• WHAT IS BEING ASKED
Check each line of the entries below for the word "activity", and copy the lines that have it.
[[ DATA FOR ANALYSIS open ]]
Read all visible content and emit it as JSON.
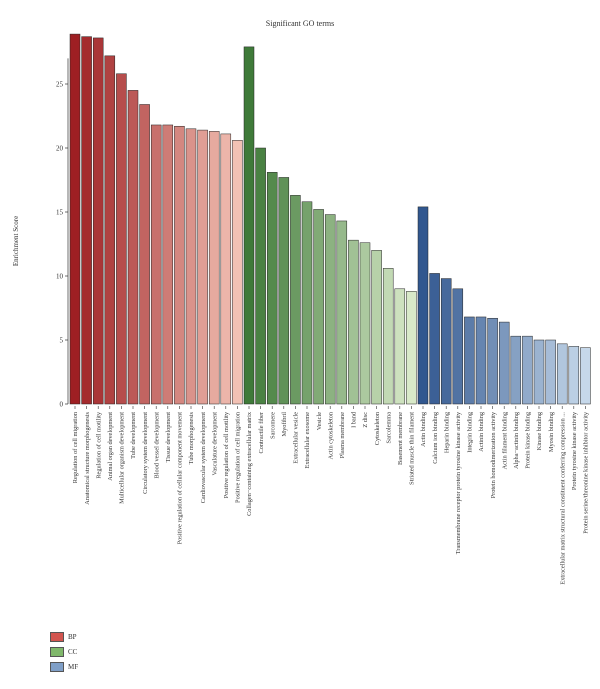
{
  "chart_data": {
    "type": "bar",
    "title": "Significant GO terms",
    "xlabel": "",
    "ylabel": "Enrichment Score",
    "ylim": [
      0,
      30
    ],
    "yticks": [
      0,
      5,
      10,
      15,
      20,
      25
    ],
    "grid": false,
    "legend_position": "bottom-left",
    "categories": [
      "Regulation of cell migration",
      "Anatomical structure morphogenesis",
      "Regulation of cell motility",
      "Animal organ development",
      "Multicellular organism development",
      "Tube development",
      "Circulatory system development",
      "Blood vessel development",
      "Tissue development",
      "Positive regulation of cellular component movement",
      "Tube morphogenesis",
      "Cardiovascular system development",
      "Vasculature development",
      "Positive regulation of cell motility",
      "Positive regulation of cell migration",
      "Collagen−containing extracellular matrix",
      "Contractile fiber",
      "Sarcomere",
      "Myofibril",
      "Extracellular vesicle",
      "Extracellular exosome",
      "Vesicle",
      "Actin cytoskeleton",
      "Plasma membrane",
      "I band",
      "Z disc",
      "Cytoskeleton",
      "Sarcolemma",
      "Basement membrane",
      "Striated muscle thin filament",
      "Actin binding",
      "Calcium ion binding",
      "Heparin binding",
      "Transmembrane receptor protein tyrosine kinase activity",
      "Integrin binding",
      "Actinin binding",
      "Protein homodimerization activity",
      "Actin filament binding",
      "Alpha−actinin binding",
      "Protein kinase binding",
      "Kinase binding",
      "Myosin binding",
      "Extracellular matrix structural constituent conferring compression ...",
      "Protein tyrosine kinase activity",
      "Protein serine/threonine kinase inhibitor activity"
    ],
    "values": [
      28.9,
      28.7,
      28.6,
      27.2,
      25.8,
      24.5,
      23.4,
      21.8,
      21.8,
      21.7,
      21.5,
      21.4,
      21.3,
      21.1,
      20.6,
      27.9,
      20.0,
      18.1,
      17.7,
      16.3,
      15.8,
      15.2,
      14.8,
      14.3,
      12.8,
      12.6,
      12.0,
      10.6,
      9.0,
      8.8,
      15.4,
      10.2,
      9.8,
      9.0,
      6.8,
      6.8,
      6.7,
      6.4,
      5.3,
      5.3,
      5.0,
      5.0,
      4.7,
      4.5,
      4.4
    ],
    "groups": [
      "BP",
      "BP",
      "BP",
      "BP",
      "BP",
      "BP",
      "BP",
      "BP",
      "BP",
      "BP",
      "BP",
      "BP",
      "BP",
      "BP",
      "BP",
      "CC",
      "CC",
      "CC",
      "CC",
      "CC",
      "CC",
      "CC",
      "CC",
      "CC",
      "CC",
      "CC",
      "CC",
      "CC",
      "CC",
      "CC",
      "MF",
      "MF",
      "MF",
      "MF",
      "MF",
      "MF",
      "MF",
      "MF",
      "MF",
      "MF",
      "MF",
      "MF",
      "MF",
      "MF",
      "MF"
    ],
    "group_colors": {
      "BP": [
        "#9e1f23",
        "#f2c1b4"
      ],
      "CC": [
        "#3f7a39",
        "#d8e9c8"
      ],
      "MF": [
        "#31578f",
        "#c6d8ea"
      ]
    },
    "legend": [
      {
        "label": "BP",
        "color": "#d2554f"
      },
      {
        "label": "CC",
        "color": "#80b86b"
      },
      {
        "label": "MF",
        "color": "#7f9fc7"
      }
    ]
  }
}
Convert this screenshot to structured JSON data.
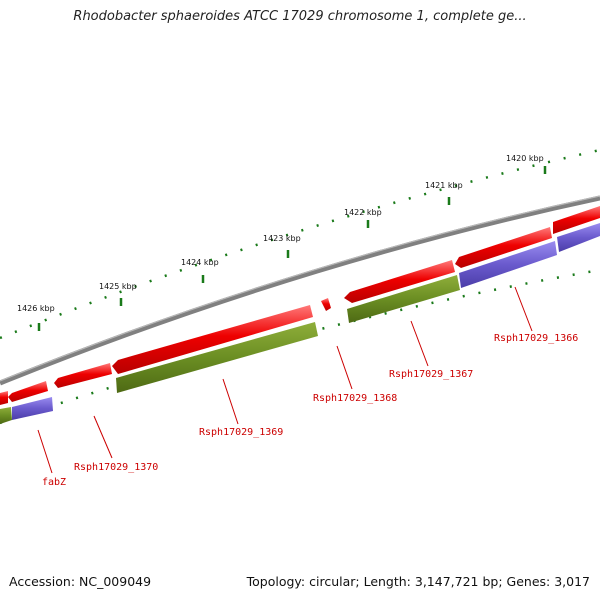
[[ DATA FOR ANALYSIS closed ]]
• EXPECTED OUTPUT
      "Transmembrane receptor protein tyrosine kinase activity",
      "Protein homodimerization activity",
      "Protein tyrosine kinase activity",
      "Protein serine/threonine kinase inhibitor activity"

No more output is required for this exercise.